DOCUMENT EXCERPT:
■ ■ ■

Working with Apache Cassandra

Description

The Cassandra (C*) database is a massively scalable NoSQL database that provides high availability and fault tolerance, as well as linear scalability when adding new nodes to a cluster. It has many powerful capabilities, such as tunable and eventual consistency, that allow it to meet the needs of modern applications, but also introduce a new paradigm for data modeling that many organizations do not have the expertise to use in the best way. 

 

Introduction to Cassandra is a two day, hands-on course designed to teach attendees the basics of how to create good data models with Cassandra. This technical course has a focus on the practical aspects of working with C*, and introduces essential concepts needed to understand Cassandra, including enough coverage of internal architecture to make good decisions. It is hands-on, with labs that provide experience in core functionality. Students will also explore CQL (Cassandra Query Language), as well as some of the "anti-patterns" that lead to non-optimal C* data models and be ready to work on production systems involving Cassandra.

■ ■ ■

EXERCISES:
A) Update the records from the line containing "Where is each" through the line containing "Enumerate the UI" by replacing "screenshot" with "screen capture", keeping everything else the same and leaving out the pictures.
B) Take the Apache Cassandra course description further, starting after its final sentence.
The text and the records have no connection to each other.

DATASET CONTENT:
■ ■ ■

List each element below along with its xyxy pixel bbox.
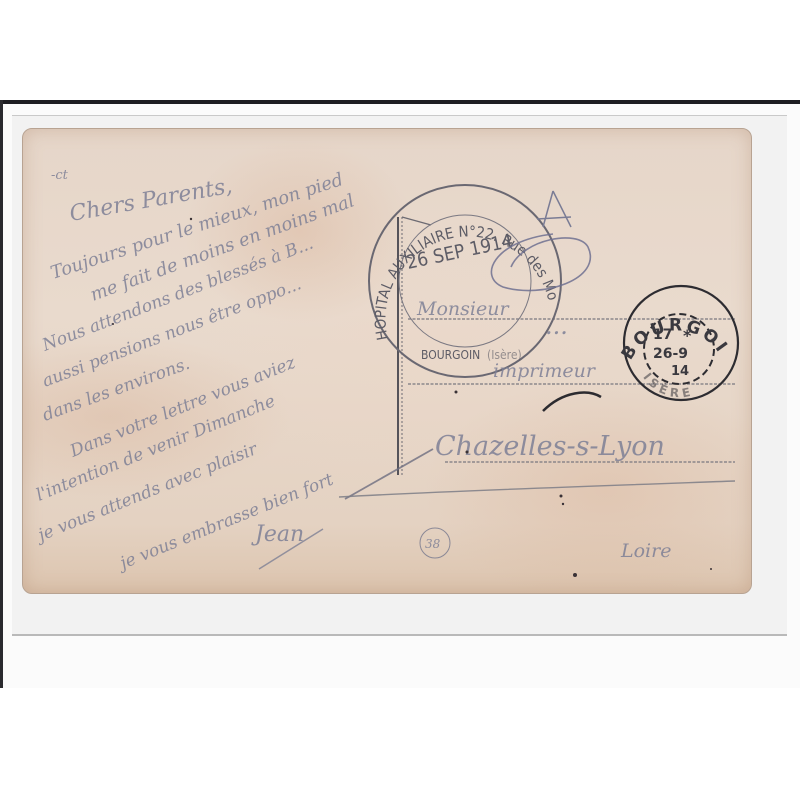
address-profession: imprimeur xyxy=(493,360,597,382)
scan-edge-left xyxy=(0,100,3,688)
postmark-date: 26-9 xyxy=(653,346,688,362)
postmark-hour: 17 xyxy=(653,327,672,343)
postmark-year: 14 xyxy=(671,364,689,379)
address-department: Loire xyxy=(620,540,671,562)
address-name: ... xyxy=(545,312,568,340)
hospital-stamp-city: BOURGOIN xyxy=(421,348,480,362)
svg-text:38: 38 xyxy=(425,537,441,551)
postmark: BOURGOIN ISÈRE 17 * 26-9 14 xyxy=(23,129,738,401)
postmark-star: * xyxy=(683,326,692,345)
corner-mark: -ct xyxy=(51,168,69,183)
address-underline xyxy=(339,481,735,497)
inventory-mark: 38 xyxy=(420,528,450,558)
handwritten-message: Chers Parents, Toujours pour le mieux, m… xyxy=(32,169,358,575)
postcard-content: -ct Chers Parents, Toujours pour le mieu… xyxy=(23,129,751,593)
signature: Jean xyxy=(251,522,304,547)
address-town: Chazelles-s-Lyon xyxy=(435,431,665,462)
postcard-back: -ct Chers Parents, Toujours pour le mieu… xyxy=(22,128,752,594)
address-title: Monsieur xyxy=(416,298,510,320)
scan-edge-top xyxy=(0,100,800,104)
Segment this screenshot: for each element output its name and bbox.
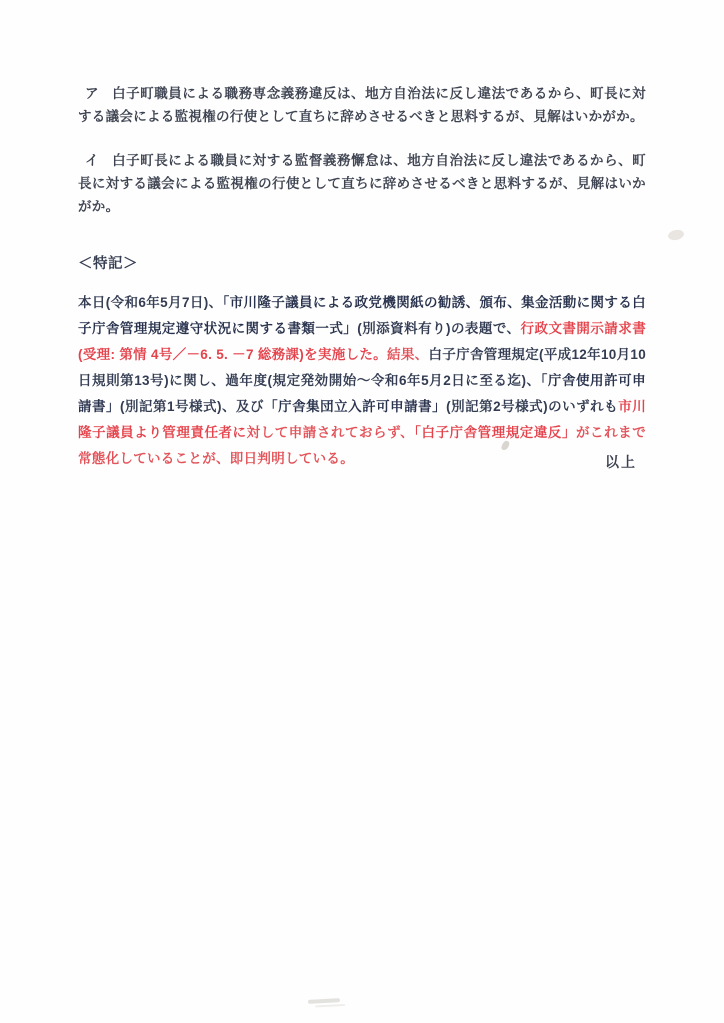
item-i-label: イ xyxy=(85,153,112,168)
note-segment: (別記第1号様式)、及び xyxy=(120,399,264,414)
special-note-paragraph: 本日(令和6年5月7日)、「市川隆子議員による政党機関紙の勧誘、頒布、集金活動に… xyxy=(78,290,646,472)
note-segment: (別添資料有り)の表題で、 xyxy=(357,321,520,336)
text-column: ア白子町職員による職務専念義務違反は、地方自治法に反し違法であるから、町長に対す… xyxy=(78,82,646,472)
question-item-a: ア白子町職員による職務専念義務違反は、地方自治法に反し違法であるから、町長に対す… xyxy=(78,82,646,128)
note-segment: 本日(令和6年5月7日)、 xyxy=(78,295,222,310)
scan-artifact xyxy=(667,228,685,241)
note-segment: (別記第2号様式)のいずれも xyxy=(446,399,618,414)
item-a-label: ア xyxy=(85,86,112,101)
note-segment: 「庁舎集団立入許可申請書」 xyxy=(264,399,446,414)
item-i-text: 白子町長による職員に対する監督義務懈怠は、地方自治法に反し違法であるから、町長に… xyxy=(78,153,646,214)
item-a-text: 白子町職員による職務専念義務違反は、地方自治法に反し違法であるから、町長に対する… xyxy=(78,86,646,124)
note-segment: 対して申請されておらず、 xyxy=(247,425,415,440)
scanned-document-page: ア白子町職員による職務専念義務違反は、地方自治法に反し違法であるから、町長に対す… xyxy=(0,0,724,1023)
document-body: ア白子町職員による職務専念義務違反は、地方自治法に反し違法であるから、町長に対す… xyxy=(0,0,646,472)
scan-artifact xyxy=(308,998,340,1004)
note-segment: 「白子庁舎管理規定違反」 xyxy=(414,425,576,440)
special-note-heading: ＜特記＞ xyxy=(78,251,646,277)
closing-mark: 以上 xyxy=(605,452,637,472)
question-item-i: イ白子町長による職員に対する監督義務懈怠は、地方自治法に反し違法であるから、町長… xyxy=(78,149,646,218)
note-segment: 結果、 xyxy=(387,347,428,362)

■ ■ ■

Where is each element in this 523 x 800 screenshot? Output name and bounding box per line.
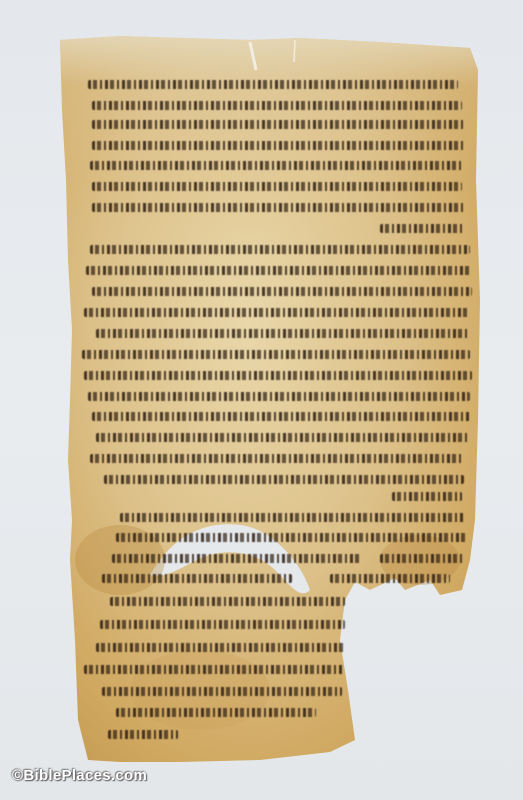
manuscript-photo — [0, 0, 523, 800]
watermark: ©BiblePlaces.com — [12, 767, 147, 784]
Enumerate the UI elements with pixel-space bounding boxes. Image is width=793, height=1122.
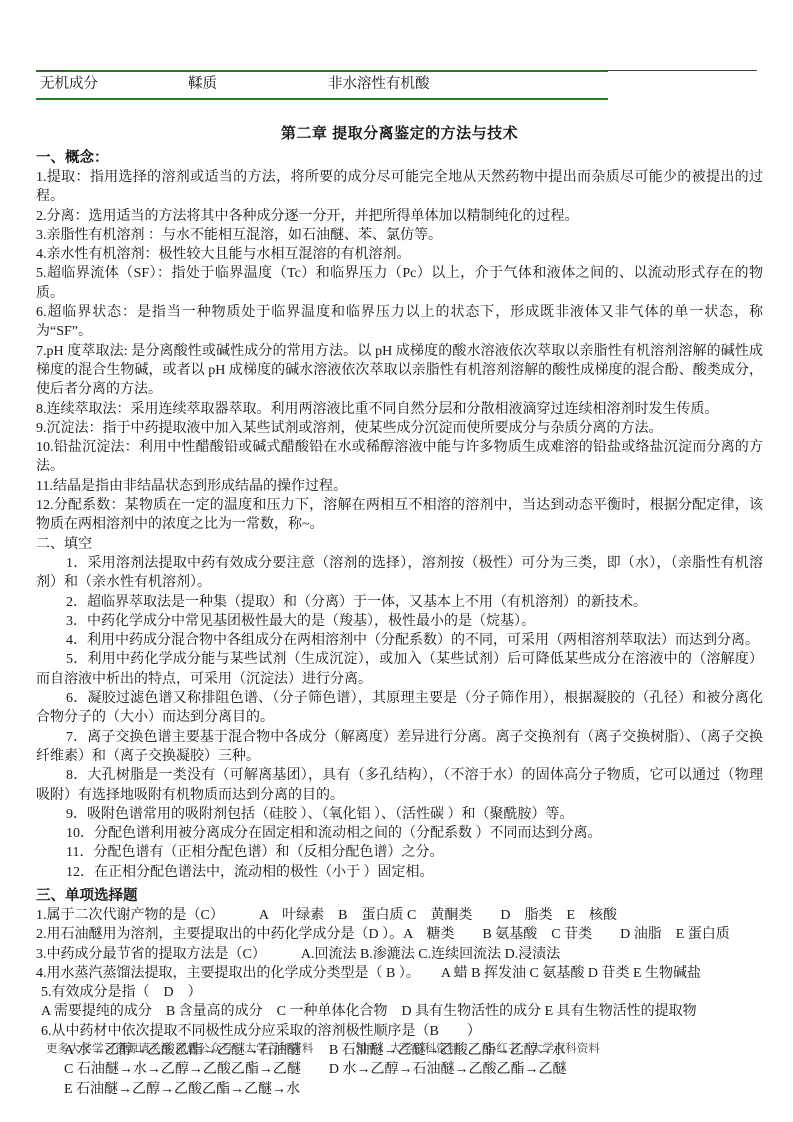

■ ■ ■

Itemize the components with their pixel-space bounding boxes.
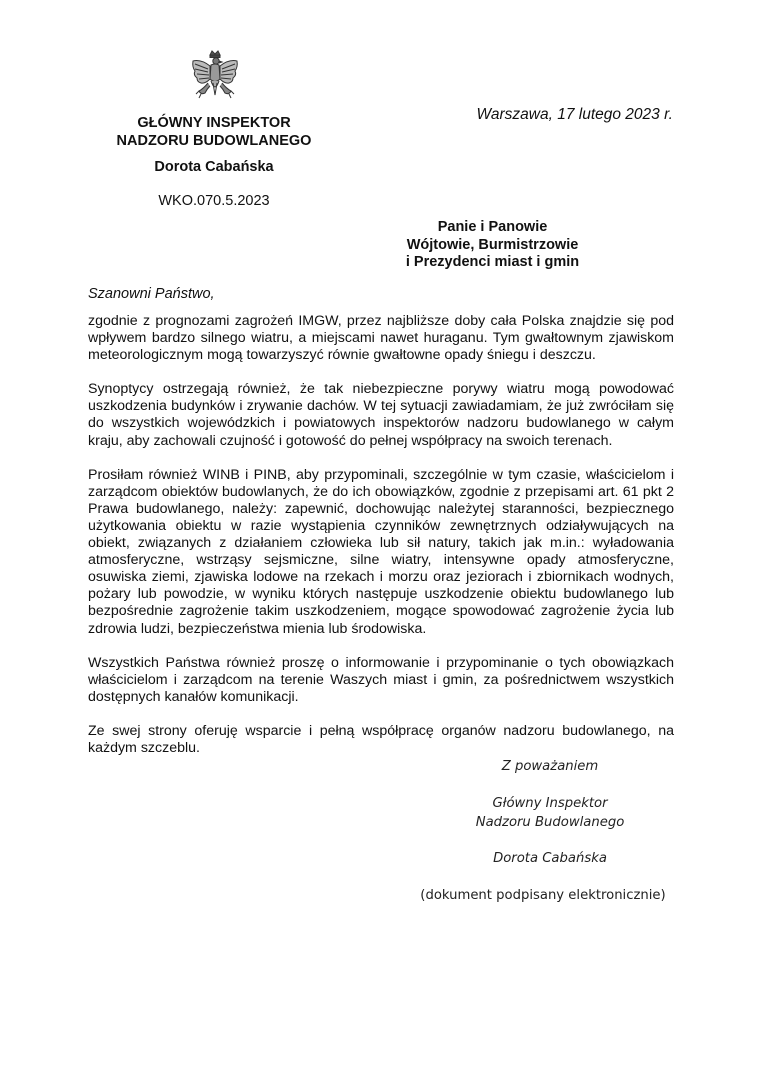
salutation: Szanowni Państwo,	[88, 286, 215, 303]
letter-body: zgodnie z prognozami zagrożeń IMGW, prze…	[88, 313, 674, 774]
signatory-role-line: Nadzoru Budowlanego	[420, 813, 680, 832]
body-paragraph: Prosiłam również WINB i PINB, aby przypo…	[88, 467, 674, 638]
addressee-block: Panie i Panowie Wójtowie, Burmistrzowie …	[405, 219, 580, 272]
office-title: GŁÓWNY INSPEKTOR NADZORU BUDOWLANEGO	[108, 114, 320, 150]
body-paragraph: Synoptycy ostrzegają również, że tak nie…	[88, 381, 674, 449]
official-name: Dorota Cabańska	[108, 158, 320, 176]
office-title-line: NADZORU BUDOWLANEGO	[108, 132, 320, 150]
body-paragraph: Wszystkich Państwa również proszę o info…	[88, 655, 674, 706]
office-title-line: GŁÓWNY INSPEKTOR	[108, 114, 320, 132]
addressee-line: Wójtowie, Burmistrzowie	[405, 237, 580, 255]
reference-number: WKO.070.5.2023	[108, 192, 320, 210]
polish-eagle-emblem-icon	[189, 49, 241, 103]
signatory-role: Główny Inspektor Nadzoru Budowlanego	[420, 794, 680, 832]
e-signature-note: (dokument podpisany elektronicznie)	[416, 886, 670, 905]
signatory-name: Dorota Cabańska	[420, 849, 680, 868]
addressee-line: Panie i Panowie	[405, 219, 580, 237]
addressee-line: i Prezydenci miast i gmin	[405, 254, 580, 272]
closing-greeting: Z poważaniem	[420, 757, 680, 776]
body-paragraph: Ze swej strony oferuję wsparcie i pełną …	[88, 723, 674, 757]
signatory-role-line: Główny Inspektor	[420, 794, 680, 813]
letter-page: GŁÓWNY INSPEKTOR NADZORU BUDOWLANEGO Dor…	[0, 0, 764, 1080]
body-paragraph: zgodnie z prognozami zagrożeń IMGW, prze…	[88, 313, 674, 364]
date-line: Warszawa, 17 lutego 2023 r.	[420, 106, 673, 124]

■ ■ ■

TASK-BY-TASK RESULTS:
A)
Where is each element in this 523 x 800 screen capture? Output name and bounding box per line.
manuscript-photo — [0, 0, 523, 800]
watermark: ©BiblePlaces.com — [12, 767, 147, 784]
Enumerate the UI elements with pixel-space bounding boxes. Image is width=793, height=1122.

B)
Objectives:

 

The goal of this course is to enable technical students new to Cassandra to begin working with Cassandra in an optimal manner. This course combines engaging instructor-led presentations and useful demonstrations with valuable hands-on labs and engaging group activities.  Throughout the course you will learn to: 

 

  • Understand the Big Data needs that C* addresses 
  • Be familiar with the operation and structure of C* 
  • Be able to install and set up a C* database 
  • Use the C* tools, including cqlsh, nodetool, and ccm (Cassandra Cluster Manager) 
  • Be familiar with the C* architecture, and how a C* cluster is structured 
  • Understand how data is distributed and replicated in a C* cluster 
  • Understand core C* data modeling concepts, and use them to create well-structured data models 
  • Be familiar with the C* eventual consistency model and use it intelligently 
  • Be familiar with consistency mechanisms such as read repair and hinted handoff 
  • Understand and use CQL to create tables and query for data 
  • Know and use the CQL data types (numerical, textual, uuid, etc.) 
  • Be familiar with the various kinds of primary keys available (simple, compound, and composite primary keys) 
  • Be familiar with the C* write and read paths 
  • Understand C* deletion and compaction 
  • Optional: Get introduced to using Cassandra and IntelliJ 

 

 

 

If your team requires different topics, additional skills or a custom approach, our team will collaborate with you to adjust the course to focus on your specific learning objectives and goals.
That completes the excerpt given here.